::: Records provided :::
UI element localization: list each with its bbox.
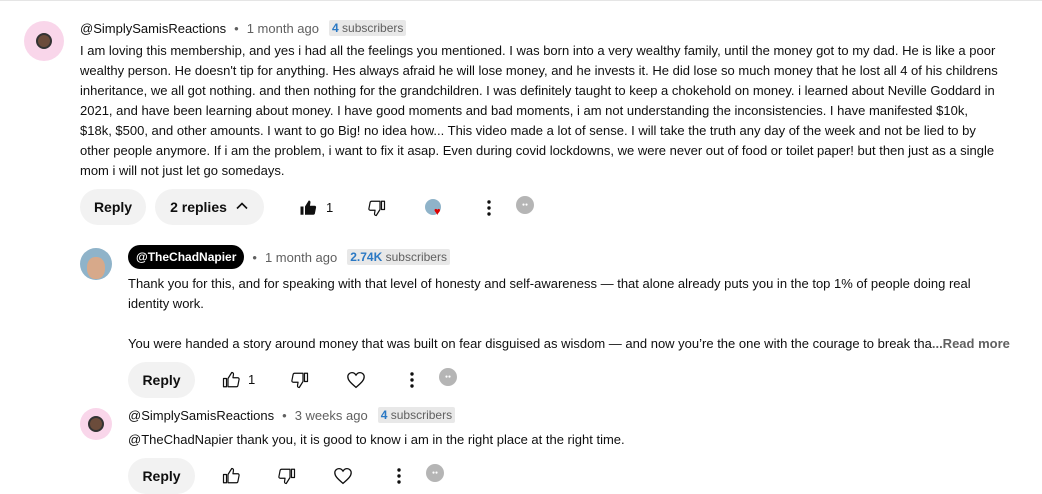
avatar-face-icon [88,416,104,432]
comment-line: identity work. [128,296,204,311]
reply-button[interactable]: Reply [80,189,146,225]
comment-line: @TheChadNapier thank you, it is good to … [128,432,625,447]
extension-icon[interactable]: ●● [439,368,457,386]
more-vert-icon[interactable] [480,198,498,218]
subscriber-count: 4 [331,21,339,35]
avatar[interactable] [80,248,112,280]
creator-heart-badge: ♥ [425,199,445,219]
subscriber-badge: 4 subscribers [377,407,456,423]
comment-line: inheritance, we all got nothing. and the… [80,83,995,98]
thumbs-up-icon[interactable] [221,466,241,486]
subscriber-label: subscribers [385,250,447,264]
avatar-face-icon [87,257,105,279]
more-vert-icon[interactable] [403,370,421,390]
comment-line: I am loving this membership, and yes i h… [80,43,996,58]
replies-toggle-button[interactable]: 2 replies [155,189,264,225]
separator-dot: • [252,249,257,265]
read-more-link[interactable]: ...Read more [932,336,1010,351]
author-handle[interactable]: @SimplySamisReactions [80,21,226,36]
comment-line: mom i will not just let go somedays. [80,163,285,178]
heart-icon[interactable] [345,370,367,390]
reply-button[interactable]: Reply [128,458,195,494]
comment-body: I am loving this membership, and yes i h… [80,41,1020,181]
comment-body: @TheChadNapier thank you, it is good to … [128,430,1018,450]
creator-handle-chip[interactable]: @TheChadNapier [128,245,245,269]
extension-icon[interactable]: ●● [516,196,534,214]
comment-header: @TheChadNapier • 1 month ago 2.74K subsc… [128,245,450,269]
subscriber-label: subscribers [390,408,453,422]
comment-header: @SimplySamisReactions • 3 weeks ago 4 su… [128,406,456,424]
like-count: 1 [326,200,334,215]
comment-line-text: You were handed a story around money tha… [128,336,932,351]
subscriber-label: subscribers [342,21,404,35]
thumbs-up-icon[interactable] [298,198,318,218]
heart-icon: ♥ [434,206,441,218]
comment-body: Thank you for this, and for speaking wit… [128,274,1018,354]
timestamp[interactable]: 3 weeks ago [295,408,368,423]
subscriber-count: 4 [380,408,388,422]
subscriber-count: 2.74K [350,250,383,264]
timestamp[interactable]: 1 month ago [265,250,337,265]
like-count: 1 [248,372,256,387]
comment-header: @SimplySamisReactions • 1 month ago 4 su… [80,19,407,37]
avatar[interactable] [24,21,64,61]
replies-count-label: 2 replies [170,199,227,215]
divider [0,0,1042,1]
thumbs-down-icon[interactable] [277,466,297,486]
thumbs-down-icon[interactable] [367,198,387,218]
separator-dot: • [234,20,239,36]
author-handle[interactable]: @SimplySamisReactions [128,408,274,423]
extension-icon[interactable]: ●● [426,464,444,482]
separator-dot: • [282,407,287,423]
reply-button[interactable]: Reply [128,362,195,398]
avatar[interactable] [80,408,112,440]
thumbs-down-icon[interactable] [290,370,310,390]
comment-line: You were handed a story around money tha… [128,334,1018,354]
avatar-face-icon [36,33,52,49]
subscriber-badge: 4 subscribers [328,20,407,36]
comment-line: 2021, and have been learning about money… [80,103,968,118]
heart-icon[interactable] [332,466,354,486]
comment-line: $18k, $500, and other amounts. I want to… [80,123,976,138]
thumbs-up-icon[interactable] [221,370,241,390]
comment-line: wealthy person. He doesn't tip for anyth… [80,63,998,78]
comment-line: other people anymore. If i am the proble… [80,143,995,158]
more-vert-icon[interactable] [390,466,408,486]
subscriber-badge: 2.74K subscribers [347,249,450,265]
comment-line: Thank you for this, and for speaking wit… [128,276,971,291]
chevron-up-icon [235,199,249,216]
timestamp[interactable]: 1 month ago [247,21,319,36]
:::
Put the lines of the records from the one containing "avatar-face-icon [88,416,104,432]" through the one containing "avatar[interactable] [80,248,112,280]", both included, into a Markdown table with the columns Row and Line. Number each line, skip blank lines, and include no lines outside that stretch.

| Row | Line |
|---|---|
| 1 | avatar-face-icon [88,416,104,432] |
| 2 | comment-line: identity work. [128,296,204,311] |
| 3 | reply-button[interactable]: Reply [80,189,146,225] |
| 4 | comment-line: @TheChadNapier thank you, it is good to … [128,432,625,447] |
| 5 | extension-icon[interactable]: ●● [439,368,457,386] |
| 6 | more-vert-icon[interactable] [480,198,498,218] |
| 7 | subscriber-count: 4 [331,21,339,35] |
| 8 | avatar[interactable] [80,248,112,280] |